Records for the exercise start

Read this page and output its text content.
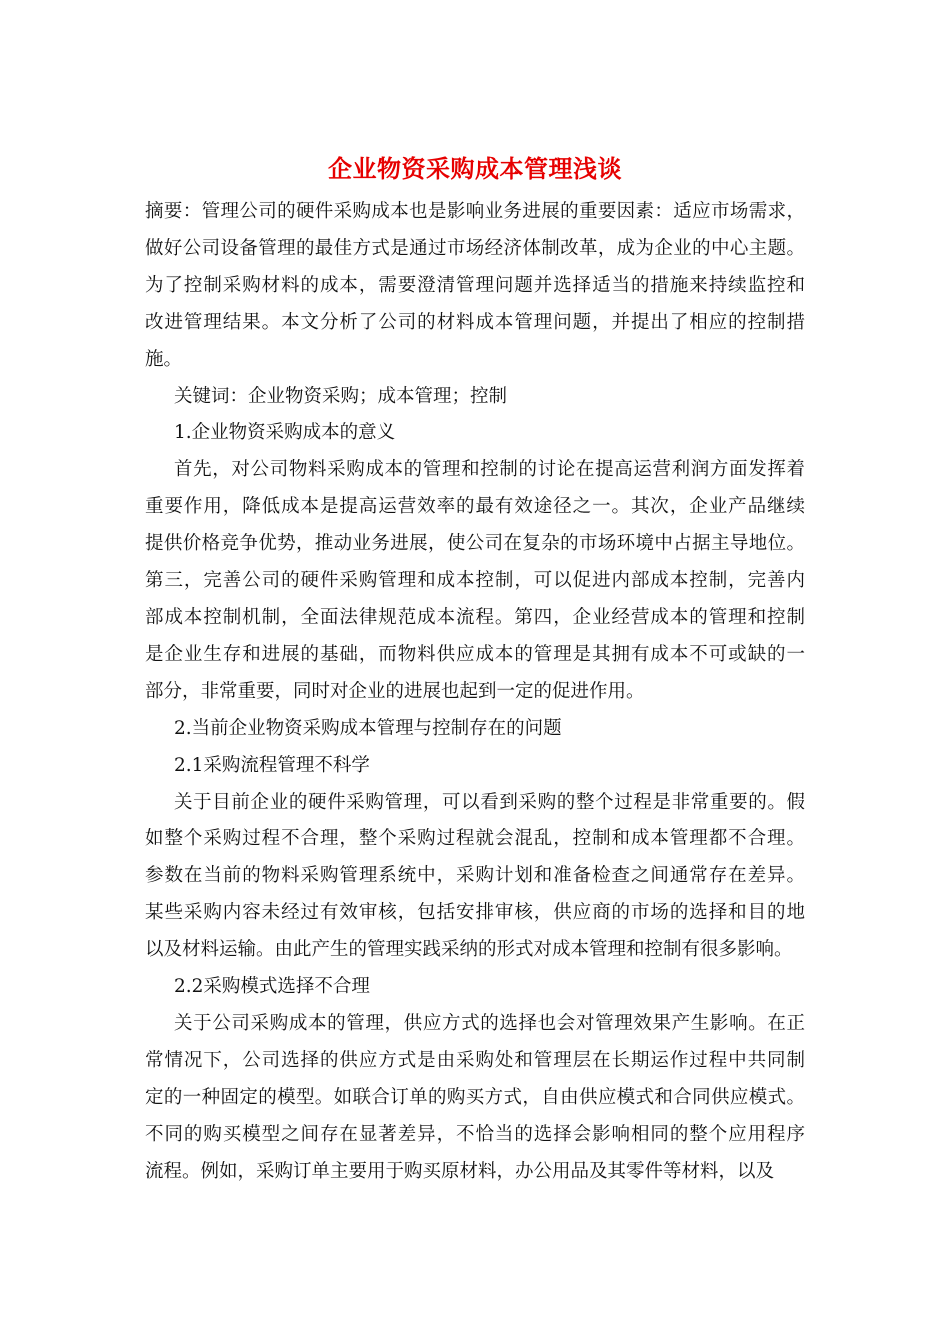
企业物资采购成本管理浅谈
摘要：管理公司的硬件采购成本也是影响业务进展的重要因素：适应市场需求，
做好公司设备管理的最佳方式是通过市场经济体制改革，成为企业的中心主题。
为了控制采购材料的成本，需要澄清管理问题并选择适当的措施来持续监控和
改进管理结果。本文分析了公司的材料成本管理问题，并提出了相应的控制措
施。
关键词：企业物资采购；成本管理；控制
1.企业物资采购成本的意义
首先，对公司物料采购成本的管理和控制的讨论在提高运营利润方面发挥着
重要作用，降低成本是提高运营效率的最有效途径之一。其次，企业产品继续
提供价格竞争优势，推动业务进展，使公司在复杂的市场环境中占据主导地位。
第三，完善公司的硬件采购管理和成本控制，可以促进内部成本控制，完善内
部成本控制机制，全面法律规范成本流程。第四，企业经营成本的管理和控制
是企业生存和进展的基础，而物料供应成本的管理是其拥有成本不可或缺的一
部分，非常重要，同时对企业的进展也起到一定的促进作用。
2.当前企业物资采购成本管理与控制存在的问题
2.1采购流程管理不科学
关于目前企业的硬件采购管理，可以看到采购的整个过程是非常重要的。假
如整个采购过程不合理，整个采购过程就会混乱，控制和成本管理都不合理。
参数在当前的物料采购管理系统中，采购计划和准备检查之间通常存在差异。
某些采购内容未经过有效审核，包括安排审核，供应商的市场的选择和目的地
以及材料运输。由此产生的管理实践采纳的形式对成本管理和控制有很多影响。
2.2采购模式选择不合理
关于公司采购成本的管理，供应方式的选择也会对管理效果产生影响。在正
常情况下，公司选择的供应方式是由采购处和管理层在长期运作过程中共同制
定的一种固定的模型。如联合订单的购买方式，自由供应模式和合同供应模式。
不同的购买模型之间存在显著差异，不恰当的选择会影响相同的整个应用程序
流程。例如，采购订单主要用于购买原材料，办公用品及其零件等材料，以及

Records for the exercise end

» What to do: Copy every entry word for word, but omit the pictures.

» Solved problem:
Read this page and output its text content.
企业物资采购成本管理浅谈
摘要：管理公司的硬件采购成本也是影响业务进展的重要因素：适应市场需求，
做好公司设备管理的最佳方式是通过市场经济体制改革，成为企业的中心主题。
为了控制采购材料的成本，需要澄清管理问题并选择适当的措施来持续监控和
改进管理结果。本文分析了公司的材料成本管理问题，并提出了相应的控制措
施。
关键词：企业物资采购；成本管理；控制
1.企业物资采购成本的意义
首先，对公司物料采购成本的管理和控制的讨论在提高运营利润方面发挥着
重要作用，降低成本是提高运营效率的最有效途径之一。其次，企业产品继续
提供价格竞争优势，推动业务进展，使公司在复杂的市场环境中占据主导地位。
第三，完善公司的硬件采购管理和成本控制，可以促进内部成本控制，完善内
部成本控制机制，全面法律规范成本流程。第四，企业经营成本的管理和控制
是企业生存和进展的基础，而物料供应成本的管理是其拥有成本不可或缺的一
部分，非常重要，同时对企业的进展也起到一定的促进作用。
2.当前企业物资采购成本管理与控制存在的问题
2.1采购流程管理不科学
关于目前企业的硬件采购管理，可以看到采购的整个过程是非常重要的。假
如整个采购过程不合理，整个采购过程就会混乱，控制和成本管理都不合理。
参数在当前的物料采购管理系统中，采购计划和准备检查之间通常存在差异。
某些采购内容未经过有效审核，包括安排审核，供应商的市场的选择和目的地
以及材料运输。由此产生的管理实践采纳的形式对成本管理和控制有很多影响。
2.2采购模式选择不合理
关于公司采购成本的管理，供应方式的选择也会对管理效果产生影响。在正
常情况下，公司选择的供应方式是由采购处和管理层在长期运作过程中共同制
定的一种固定的模型。如联合订单的购买方式，自由供应模式和合同供应模式。
不同的购买模型之间存在显著差异，不恰当的选择会影响相同的整个应用程序
流程。例如，采购订单主要用于购买原材料，办公用品及其零件等材料，以及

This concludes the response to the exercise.